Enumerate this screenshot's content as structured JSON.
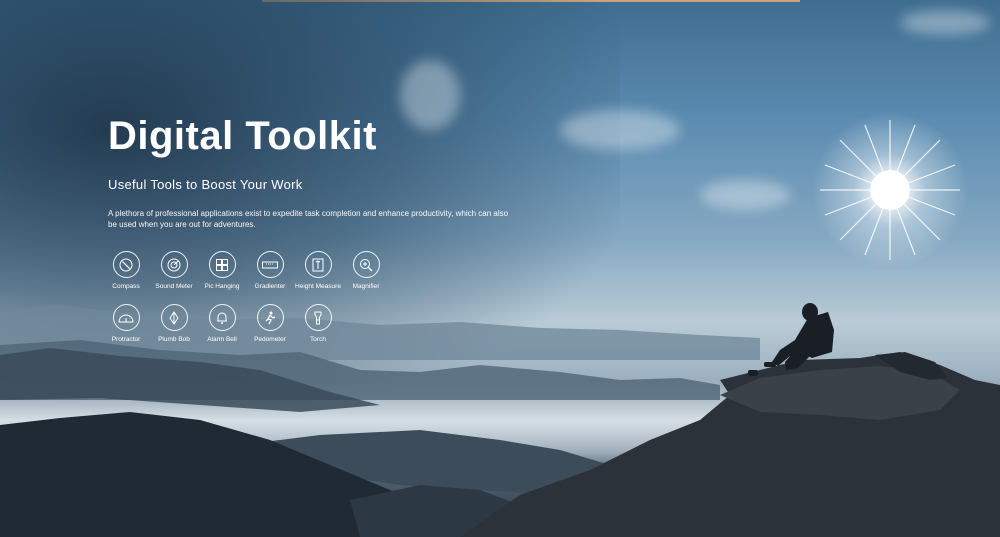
{
  "hero": {
    "title": "Digital Toolkit",
    "subtitle": "Useful Tools to Boost Your Work",
    "description": "A plethora of professional applications exist to expedite task completion and enhance productivity, which can also be used when you are out for adventures."
  },
  "tools": [
    {
      "label": "Compass",
      "icon": "compass-icon"
    },
    {
      "label": "Sound Meter",
      "icon": "sound-meter-icon"
    },
    {
      "label": "Pic Hanging",
      "icon": "pic-hanging-icon"
    },
    {
      "label": "Gradienter",
      "icon": "gradienter-icon"
    },
    {
      "label": "Height Measure",
      "icon": "height-measure-icon"
    },
    {
      "label": "Magnifier",
      "icon": "magnifier-icon"
    },
    {
      "label": "Protractor",
      "icon": "protractor-icon"
    },
    {
      "label": "Plumb Bob",
      "icon": "plumb-bob-icon"
    },
    {
      "label": "Alarm Bell",
      "icon": "alarm-bell-icon"
    },
    {
      "label": "Pedometer",
      "icon": "pedometer-icon"
    },
    {
      "label": "Torch",
      "icon": "torch-icon"
    }
  ],
  "colors": {
    "accent_bar": "#c9a47f",
    "text": "#ffffff",
    "sky_top": "#3f6d8f",
    "mountain_dark": "#2a3440"
  }
}
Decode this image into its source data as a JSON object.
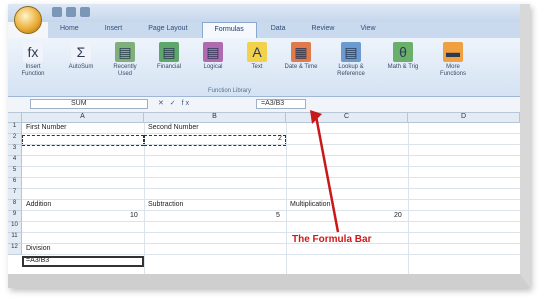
{
  "tabs": [
    "Home",
    "Insert",
    "Page Layout",
    "Formulas",
    "Data",
    "Review",
    "View"
  ],
  "active_tab_index": 3,
  "ribbon": {
    "buttons": [
      {
        "label": "Insert Function",
        "icon": "function-icon",
        "glyph": "fx",
        "color": "#f0f4fa"
      },
      {
        "label": "AutoSum",
        "icon": "autosum-icon",
        "glyph": "Σ",
        "color": "#f0f4fa"
      },
      {
        "label": "Recently Used",
        "icon": "recently-used-icon",
        "glyph": "▤",
        "color": "#7fb07a"
      },
      {
        "label": "Financial",
        "icon": "financial-icon",
        "glyph": "▤",
        "color": "#5fa66a"
      },
      {
        "label": "Logical",
        "icon": "logical-icon",
        "glyph": "▤",
        "color": "#b06ab0"
      },
      {
        "label": "Text",
        "icon": "text-icon",
        "glyph": "A",
        "color": "#f2d24a"
      },
      {
        "label": "Date & Time",
        "icon": "date-time-icon",
        "glyph": "▦",
        "color": "#e07a4a"
      },
      {
        "label": "Lookup & Reference",
        "icon": "lookup-icon",
        "glyph": "▤",
        "color": "#6a9ad0"
      },
      {
        "label": "Math & Trig",
        "icon": "math-trig-icon",
        "glyph": "θ",
        "color": "#6ab06a"
      },
      {
        "label": "More Functions",
        "icon": "more-functions-icon",
        "glyph": "▬",
        "color": "#f0a040"
      }
    ],
    "group_label": "Function Library"
  },
  "formula_bar": {
    "name_box": "SUM",
    "fx_controls": "✕ ✓ fx",
    "formula": "=A3/B3"
  },
  "columns": [
    "A",
    "B",
    "C",
    "D"
  ],
  "rows": [
    "1",
    "2",
    "3",
    "4",
    "5",
    "6",
    "7",
    "8",
    "9",
    "10",
    "11",
    "12"
  ],
  "cells": {
    "a1": "First Number",
    "b1": "Second Number",
    "a6": "Addition",
    "b6": "Subtraction",
    "c6": "Multiplication",
    "a7": "10",
    "b7": "5",
    "c7": "20",
    "a11": "Division",
    "a12": "=A3/B3",
    "b2": "2"
  },
  "annotation": "The Formula Bar",
  "colors": {
    "annotation": "#d01818",
    "accent": "#2f5e9e"
  }
}
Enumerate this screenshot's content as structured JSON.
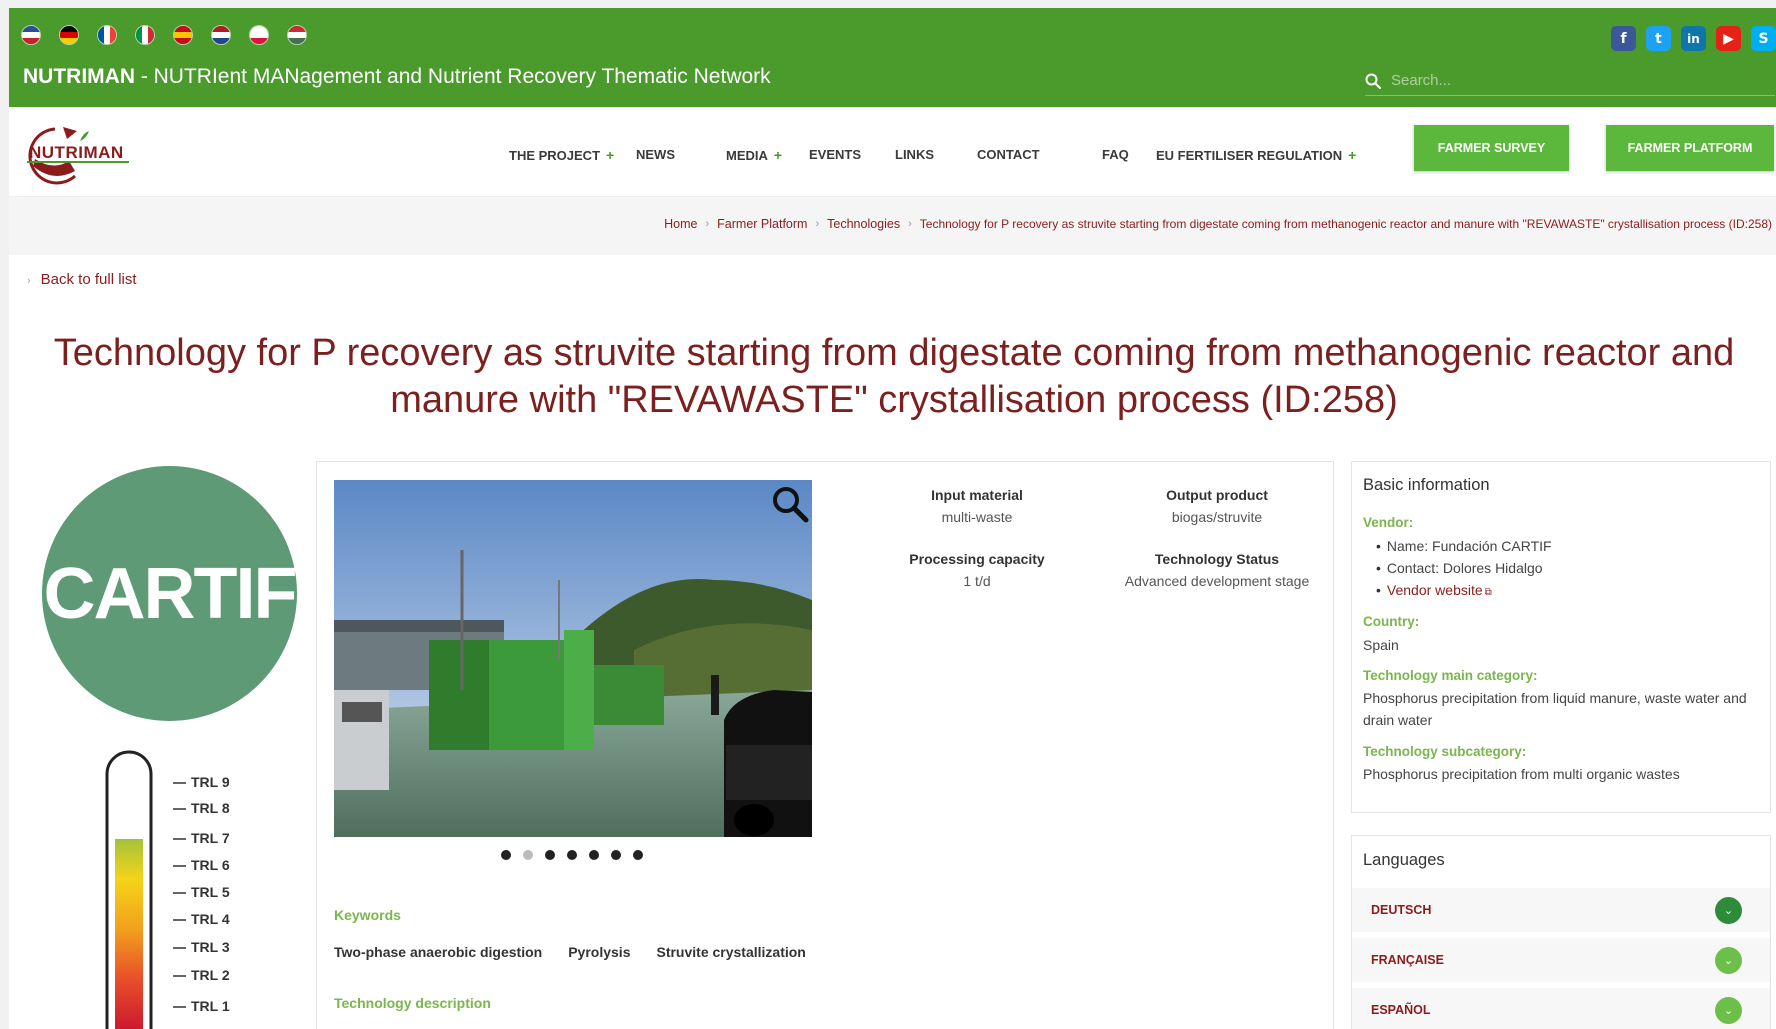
{
  "header": {
    "flags": [
      {
        "name": "uk-flag-icon",
        "colors": [
          "#2b4e9c",
          "#ffffff",
          "#c8202c"
        ]
      },
      {
        "name": "germany-flag-icon",
        "colors": [
          "#000000",
          "#dd0000",
          "#ffce00"
        ]
      },
      {
        "name": "france-flag-icon",
        "colors": [
          "#0055a4",
          "#ffffff",
          "#ef4135"
        ]
      },
      {
        "name": "italy-flag-icon",
        "colors": [
          "#009246",
          "#ffffff",
          "#ce2b37"
        ]
      },
      {
        "name": "spain-flag-icon",
        "colors": [
          "#c60b1e",
          "#ffc400",
          "#c60b1e"
        ]
      },
      {
        "name": "netherlands-flag-icon",
        "colors": [
          "#ae1c28",
          "#ffffff",
          "#21468b"
        ]
      },
      {
        "name": "poland-flag-icon",
        "colors": [
          "#ffffff",
          "#ffffff",
          "#dc143c"
        ]
      },
      {
        "name": "hungary-flag-icon",
        "colors": [
          "#ce2939",
          "#ffffff",
          "#477050"
        ]
      }
    ],
    "site_name": "NUTRIMAN",
    "site_subtitle": " - NUTRIent MANagement and Nutrient Recovery Thematic Network",
    "socials": [
      {
        "name": "facebook-icon",
        "glyph": "f",
        "color": "#3b5998"
      },
      {
        "name": "twitter-icon",
        "glyph": "t",
        "color": "#1da1f2"
      },
      {
        "name": "linkedin-icon",
        "glyph": "in",
        "color": "#0e76a8"
      },
      {
        "name": "youtube-icon",
        "glyph": "▶",
        "color": "#e62117"
      },
      {
        "name": "skype-icon",
        "glyph": "S",
        "color": "#00aff0"
      }
    ],
    "search_placeholder": "Search..."
  },
  "nav": {
    "logo_text": "NUTRIMAN",
    "items": [
      {
        "label": "THE PROJECT",
        "plus": "+"
      },
      {
        "label": "NEWS",
        "plus": ""
      },
      {
        "label": "MEDIA",
        "plus": "+"
      },
      {
        "label": "EVENTS",
        "plus": ""
      },
      {
        "label": "LINKS",
        "plus": ""
      },
      {
        "label": "CONTACT",
        "plus": ""
      },
      {
        "label": "FAQ",
        "plus": ""
      },
      {
        "label": "EU FERTILISER REGULATION",
        "plus": "+"
      }
    ],
    "farmer_survey": "FARMER SURVEY",
    "farmer_platform": "FARMER PLATFORM"
  },
  "breadcrumb": {
    "home": "Home",
    "farmer_platform": "Farmer Platform",
    "technologies": "Technologies",
    "current": "Technology for P recovery as struvite starting from digestate coming from methanogenic reactor and manure with \"REVAWASTE\" crystallisation process (ID:258)"
  },
  "back_link": "Back to full list",
  "title": "Technology for P recovery as struvite starting from digestate coming from methanogenic reactor and manure with \"REVAWASTE\" crystallisation process (ID:258)",
  "vendor_logo_text": "CARTIF",
  "trl": {
    "labels": [
      "TRL 9",
      "TRL 8",
      "TRL 7",
      "TRL 6",
      "TRL 5",
      "TRL 4",
      "TRL 3",
      "TRL 2",
      "TRL 1"
    ],
    "level": 7
  },
  "gallery": {
    "slide_count": 7,
    "active_index": 1
  },
  "properties": {
    "input_material_label": "Input material",
    "input_material": "multi-waste",
    "output_product_label": "Output product",
    "output_product": "biogas/struvite",
    "processing_capacity_label": "Processing capacity",
    "processing_capacity": "1 t/d",
    "technology_status_label": "Technology Status",
    "technology_status": "Advanced development stage"
  },
  "keywords": {
    "title": "Keywords",
    "items": [
      "Two-phase anaerobic digestion",
      "Pyrolysis",
      "Struvite crystallization"
    ]
  },
  "technology_description_title": "Technology description",
  "basic_info": {
    "title": "Basic information",
    "vendor_label": "Vendor:",
    "vendor_name": "Name: Fundación CARTIF",
    "vendor_contact": "Contact: Dolores Hidalgo",
    "vendor_website": "Vendor website",
    "country_label": "Country:",
    "country": "Spain",
    "main_category_label": "Technology main category:",
    "main_category": "Phosphorus precipitation from liquid manure, waste water and drain water",
    "subcategory_label": "Technology subcategory:",
    "subcategory": "Phosphorus precipitation from multi organic wastes"
  },
  "languages": {
    "title": "Languages",
    "items": [
      {
        "name": "DEUTSCH",
        "color": "#2e8b3a"
      },
      {
        "name": "FRANÇAISE",
        "color": "#6cc04a"
      },
      {
        "name": "ESPAÑOL",
        "color": "#6cc04a"
      }
    ]
  },
  "colors": {
    "brand_green": "#4a9a2c",
    "button_green": "#5cb83c",
    "title_maroon": "#7b1f1f",
    "label_green": "#7bb54e"
  }
}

===============

From the data above, copy each line that has the string "REVAWASTE".

● Output for this task:
    "current": "Technology for P recovery as struvite starting from digestate coming from methanogenic reactor and manure with \"REVAWASTE\" crystallisation process (ID:258)"
  "title": "Technology for P recovery as struvite starting from digestate coming from methanogenic reactor and manure with \"REVAWASTE\" crystallisation process (ID:258)",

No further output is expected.